Aim: All records are to be retyped faithfully and completely.

[Records that describe figures]
++++++

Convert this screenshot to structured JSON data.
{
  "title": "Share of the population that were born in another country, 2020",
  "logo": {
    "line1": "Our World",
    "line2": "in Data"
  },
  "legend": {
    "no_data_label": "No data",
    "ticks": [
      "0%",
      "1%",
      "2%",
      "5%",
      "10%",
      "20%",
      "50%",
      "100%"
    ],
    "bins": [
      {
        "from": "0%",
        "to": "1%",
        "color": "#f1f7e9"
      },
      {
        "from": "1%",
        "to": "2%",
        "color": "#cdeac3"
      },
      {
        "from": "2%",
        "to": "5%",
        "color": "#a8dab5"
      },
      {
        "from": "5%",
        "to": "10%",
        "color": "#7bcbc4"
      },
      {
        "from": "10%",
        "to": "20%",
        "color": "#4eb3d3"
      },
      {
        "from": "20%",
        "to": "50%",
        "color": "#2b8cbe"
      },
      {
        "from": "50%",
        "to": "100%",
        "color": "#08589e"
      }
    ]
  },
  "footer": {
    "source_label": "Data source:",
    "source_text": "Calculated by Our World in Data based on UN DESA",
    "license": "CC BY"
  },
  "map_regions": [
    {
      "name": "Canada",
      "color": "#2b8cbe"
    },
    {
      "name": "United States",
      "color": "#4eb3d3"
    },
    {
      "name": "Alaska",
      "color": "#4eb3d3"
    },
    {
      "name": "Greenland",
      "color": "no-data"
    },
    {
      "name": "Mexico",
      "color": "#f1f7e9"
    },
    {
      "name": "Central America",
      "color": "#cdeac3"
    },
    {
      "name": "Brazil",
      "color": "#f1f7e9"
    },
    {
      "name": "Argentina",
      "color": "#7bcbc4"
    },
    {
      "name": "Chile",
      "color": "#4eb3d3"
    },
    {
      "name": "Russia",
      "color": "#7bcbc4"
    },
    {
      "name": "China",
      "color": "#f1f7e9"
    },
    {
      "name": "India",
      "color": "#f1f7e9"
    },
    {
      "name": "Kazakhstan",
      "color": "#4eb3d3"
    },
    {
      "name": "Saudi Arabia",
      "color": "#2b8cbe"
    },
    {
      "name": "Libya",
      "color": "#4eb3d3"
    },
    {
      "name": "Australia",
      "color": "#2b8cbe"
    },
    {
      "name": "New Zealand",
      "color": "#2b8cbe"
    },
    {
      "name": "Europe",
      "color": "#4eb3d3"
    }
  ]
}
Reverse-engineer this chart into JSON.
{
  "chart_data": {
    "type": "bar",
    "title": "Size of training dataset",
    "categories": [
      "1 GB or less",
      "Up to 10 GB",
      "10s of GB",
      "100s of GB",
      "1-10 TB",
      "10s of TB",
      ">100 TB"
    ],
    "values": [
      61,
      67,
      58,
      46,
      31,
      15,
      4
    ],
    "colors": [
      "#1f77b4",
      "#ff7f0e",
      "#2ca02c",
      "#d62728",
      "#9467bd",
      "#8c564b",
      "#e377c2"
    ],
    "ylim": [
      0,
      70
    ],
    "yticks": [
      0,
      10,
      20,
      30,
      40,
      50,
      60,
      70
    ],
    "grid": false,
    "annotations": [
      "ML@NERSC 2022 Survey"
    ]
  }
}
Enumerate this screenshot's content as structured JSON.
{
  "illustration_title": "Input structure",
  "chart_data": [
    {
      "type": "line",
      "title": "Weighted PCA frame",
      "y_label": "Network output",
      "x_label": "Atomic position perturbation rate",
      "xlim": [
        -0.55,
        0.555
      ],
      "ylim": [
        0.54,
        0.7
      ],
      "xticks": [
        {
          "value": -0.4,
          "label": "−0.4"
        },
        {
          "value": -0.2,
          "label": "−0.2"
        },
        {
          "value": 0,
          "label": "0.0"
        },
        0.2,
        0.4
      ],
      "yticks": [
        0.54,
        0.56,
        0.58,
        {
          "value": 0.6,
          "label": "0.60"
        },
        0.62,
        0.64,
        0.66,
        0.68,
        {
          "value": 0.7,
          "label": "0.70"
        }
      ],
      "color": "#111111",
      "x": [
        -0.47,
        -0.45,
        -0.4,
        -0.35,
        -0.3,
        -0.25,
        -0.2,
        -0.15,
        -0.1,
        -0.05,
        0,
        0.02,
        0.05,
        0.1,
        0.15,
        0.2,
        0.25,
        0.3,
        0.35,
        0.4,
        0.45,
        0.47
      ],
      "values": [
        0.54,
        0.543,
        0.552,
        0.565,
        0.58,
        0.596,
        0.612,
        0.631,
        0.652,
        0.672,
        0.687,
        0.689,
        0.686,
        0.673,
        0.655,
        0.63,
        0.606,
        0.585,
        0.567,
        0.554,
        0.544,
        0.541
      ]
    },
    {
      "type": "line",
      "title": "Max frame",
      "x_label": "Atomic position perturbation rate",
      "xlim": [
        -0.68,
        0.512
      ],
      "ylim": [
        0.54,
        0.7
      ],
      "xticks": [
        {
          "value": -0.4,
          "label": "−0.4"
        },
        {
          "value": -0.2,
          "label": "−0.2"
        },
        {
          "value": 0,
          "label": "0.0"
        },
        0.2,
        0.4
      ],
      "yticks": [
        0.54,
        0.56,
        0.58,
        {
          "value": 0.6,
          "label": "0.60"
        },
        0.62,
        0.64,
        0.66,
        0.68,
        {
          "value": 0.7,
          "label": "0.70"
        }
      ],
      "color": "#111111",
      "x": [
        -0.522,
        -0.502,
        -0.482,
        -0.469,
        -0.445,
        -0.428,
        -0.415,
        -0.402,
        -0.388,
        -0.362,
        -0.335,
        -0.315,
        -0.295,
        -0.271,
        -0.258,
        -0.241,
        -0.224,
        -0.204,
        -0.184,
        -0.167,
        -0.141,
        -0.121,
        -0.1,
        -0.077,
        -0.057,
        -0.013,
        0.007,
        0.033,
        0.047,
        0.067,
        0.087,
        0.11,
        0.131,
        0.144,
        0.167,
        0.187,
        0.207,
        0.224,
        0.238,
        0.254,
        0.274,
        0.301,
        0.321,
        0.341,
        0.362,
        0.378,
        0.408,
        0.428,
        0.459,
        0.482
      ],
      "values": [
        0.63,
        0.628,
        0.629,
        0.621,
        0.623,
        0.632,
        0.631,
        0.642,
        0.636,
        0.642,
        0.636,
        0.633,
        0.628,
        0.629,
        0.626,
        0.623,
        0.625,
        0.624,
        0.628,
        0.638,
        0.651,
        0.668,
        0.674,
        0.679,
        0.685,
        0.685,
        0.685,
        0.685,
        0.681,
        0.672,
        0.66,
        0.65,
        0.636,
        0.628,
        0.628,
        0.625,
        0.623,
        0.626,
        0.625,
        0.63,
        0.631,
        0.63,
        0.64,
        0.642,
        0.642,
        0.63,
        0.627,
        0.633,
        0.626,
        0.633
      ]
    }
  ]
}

++++++

Answer for this exercise:
Convert this screenshot to structured JSON data.
{
  "title": "Share of the population that were born in another country, 2020",
  "logo": {
    "line1": "Our World",
    "line2": "in Data"
  },
  "legend": {
    "no_data_label": "No data",
    "ticks": [
      "0%",
      "1%",
      "2%",
      "5%",
      "10%",
      "20%",
      "50%",
      "100%"
    ],
    "bins": [
      {
        "from": "0%",
        "to": "1%",
        "color": "#f1f7e9"
      },
      {
        "from": "1%",
        "to": "2%",
        "color": "#cdeac3"
      },
      {
        "from": "2%",
        "to": "5%",
        "color": "#a8dab5"
      },
      {
        "from": "5%",
        "to": "10%",
        "color": "#7bcbc4"
      },
      {
        "from": "10%",
        "to": "20%",
        "color": "#4eb3d3"
      },
      {
        "from": "20%",
        "to": "50%",
        "color": "#2b8cbe"
      },
      {
        "from": "50%",
        "to": "100%",
        "color": "#08589e"
      }
    ]
  },
  "footer": {
    "source_label": "Data source:",
    "source_text": "Calculated by Our World in Data based on UN DESA",
    "license": "CC BY"
  },
  "map_regions": [
    {
      "name": "Canada",
      "color": "#2b8cbe"
    },
    {
      "name": "United States",
      "color": "#4eb3d3"
    },
    {
      "name": "Alaska",
      "color": "#4eb3d3"
    },
    {
      "name": "Greenland",
      "color": "no-data"
    },
    {
      "name": "Mexico",
      "color": "#f1f7e9"
    },
    {
      "name": "Central America",
      "color": "#cdeac3"
    },
    {
      "name": "Brazil",
      "color": "#f1f7e9"
    },
    {
      "name": "Argentina",
      "color": "#7bcbc4"
    },
    {
      "name": "Chile",
      "color": "#4eb3d3"
    },
    {
      "name": "Russia",
      "color": "#7bcbc4"
    },
    {
      "name": "China",
      "color": "#f1f7e9"
    },
    {
      "name": "India",
      "color": "#f1f7e9"
    },
    {
      "name": "Kazakhstan",
      "color": "#4eb3d3"
    },
    {
      "name": "Saudi Arabia",
      "color": "#2b8cbe"
    },
    {
      "name": "Libya",
      "color": "#4eb3d3"
    },
    {
      "name": "Australia",
      "color": "#2b8cbe"
    },
    {
      "name": "New Zealand",
      "color": "#2b8cbe"
    },
    {
      "name": "Europe",
      "color": "#4eb3d3"
    }
  ]
}
Reverse-engineer this chart into JSON.
{
  "chart_data": {
    "type": "bar",
    "title": "Size of training dataset",
    "categories": [
      "1 GB or less",
      "Up to 10 GB",
      "10s of GB",
      "100s of GB",
      "1-10 TB",
      "10s of TB",
      ">100 TB"
    ],
    "values": [
      61,
      67,
      58,
      46,
      31,
      15,
      4
    ],
    "colors": [
      "#1f77b4",
      "#ff7f0e",
      "#2ca02c",
      "#d62728",
      "#9467bd",
      "#8c564b",
      "#e377c2"
    ],
    "ylim": [
      0,
      70
    ],
    "yticks": [
      0,
      10,
      20,
      30,
      40,
      50,
      60,
      70
    ],
    "grid": false,
    "annotations": [
      "ML@NERSC 2022 Survey"
    ]
  }
}
Enumerate this screenshot's content as structured JSON.
{
  "illustration_title": "Input structure",
  "chart_data": [
    {
      "type": "line",
      "title": "Weighted PCA frame",
      "y_label": "Network output",
      "x_label": "Atomic position perturbation rate",
      "xlim": [
        -0.55,
        0.555
      ],
      "ylim": [
        0.54,
        0.7
      ],
      "xticks": [
        {
          "value": -0.4,
          "label": "−0.4"
        },
        {
          "value": -0.2,
          "label": "−0.2"
        },
        {
          "value": 0,
          "label": "0.0"
        },
        0.2,
        0.4
      ],
      "yticks": [
        0.54,
        0.56,
        0.58,
        {
          "value": 0.6,
          "label": "0.60"
        },
        0.62,
        0.64,
        0.66,
        0.68,
        {
          "value": 0.7,
          "label": "0.70"
        }
      ],
      "color": "#111111",
      "x": [
        -0.47,
        -0.45,
        -0.4,
        -0.35,
        -0.3,
        -0.25,
        -0.2,
        -0.15,
        -0.1,
        -0.05,
        0,
        0.02,
        0.05,
        0.1,
        0.15,
        0.2,
        0.25,
        0.3,
        0.35,
        0.4,
        0.45,
        0.47
      ],
      "values": [
        0.54,
        0.543,
        0.552,
        0.565,
        0.58,
        0.596,
        0.612,
        0.631,
        0.652,
        0.672,
        0.687,
        0.689,
        0.686,
        0.673,
        0.655,
        0.63,
        0.606,
        0.585,
        0.567,
        0.554,
        0.544,
        0.541
      ]
    },
    {
      "type": "line",
      "title": "Max frame",
      "x_label": "Atomic position perturbation rate",
      "xlim": [
        -0.68,
        0.512
      ],
      "ylim": [
        0.54,
        0.7
      ],
      "xticks": [
        {
          "value": -0.4,
          "label": "−0.4"
        },
        {
          "value": -0.2,
          "label": "−0.2"
        },
        {
          "value": 0,
          "label": "0.0"
        },
        0.2,
        0.4
      ],
      "yticks": [
        0.54,
        0.56,
        0.58,
        {
          "value": 0.6,
          "label": "0.60"
        },
        0.62,
        0.64,
        0.66,
        0.68,
        {
          "value": 0.7,
          "label": "0.70"
        }
      ],
      "color": "#111111",
      "x": [
        -0.522,
        -0.502,
        -0.482,
        -0.469,
        -0.445,
        -0.428,
        -0.415,
        -0.402,
        -0.388,
        -0.362,
        -0.335,
        -0.315,
        -0.295,
        -0.271,
        -0.258,
        -0.241,
        -0.224,
        -0.204,
        -0.184,
        -0.167,
        -0.141,
        -0.121,
        -0.1,
        -0.077,
        -0.057,
        -0.013,
        0.007,
        0.033,
        0.047,
        0.067,
        0.087,
        0.11,
        0.131,
        0.144,
        0.167,
        0.187,
        0.207,
        0.224,
        0.238,
        0.254,
        0.274,
        0.301,
        0.321,
        0.341,
        0.362,
        0.378,
        0.408,
        0.428,
        0.459,
        0.482
      ],
      "values": [
        0.63,
        0.628,
        0.629,
        0.621,
        0.623,
        0.632,
        0.631,
        0.642,
        0.636,
        0.642,
        0.636,
        0.633,
        0.628,
        0.629,
        0.626,
        0.623,
        0.625,
        0.624,
        0.628,
        0.638,
        0.651,
        0.668,
        0.674,
        0.679,
        0.685,
        0.685,
        0.685,
        0.685,
        0.681,
        0.672,
        0.66,
        0.65,
        0.636,
        0.628,
        0.628,
        0.625,
        0.623,
        0.626,
        0.625,
        0.63,
        0.631,
        0.63,
        0.64,
        0.642,
        0.642,
        0.63,
        0.627,
        0.633,
        0.626,
        0.633
      ]
    }
  ]
}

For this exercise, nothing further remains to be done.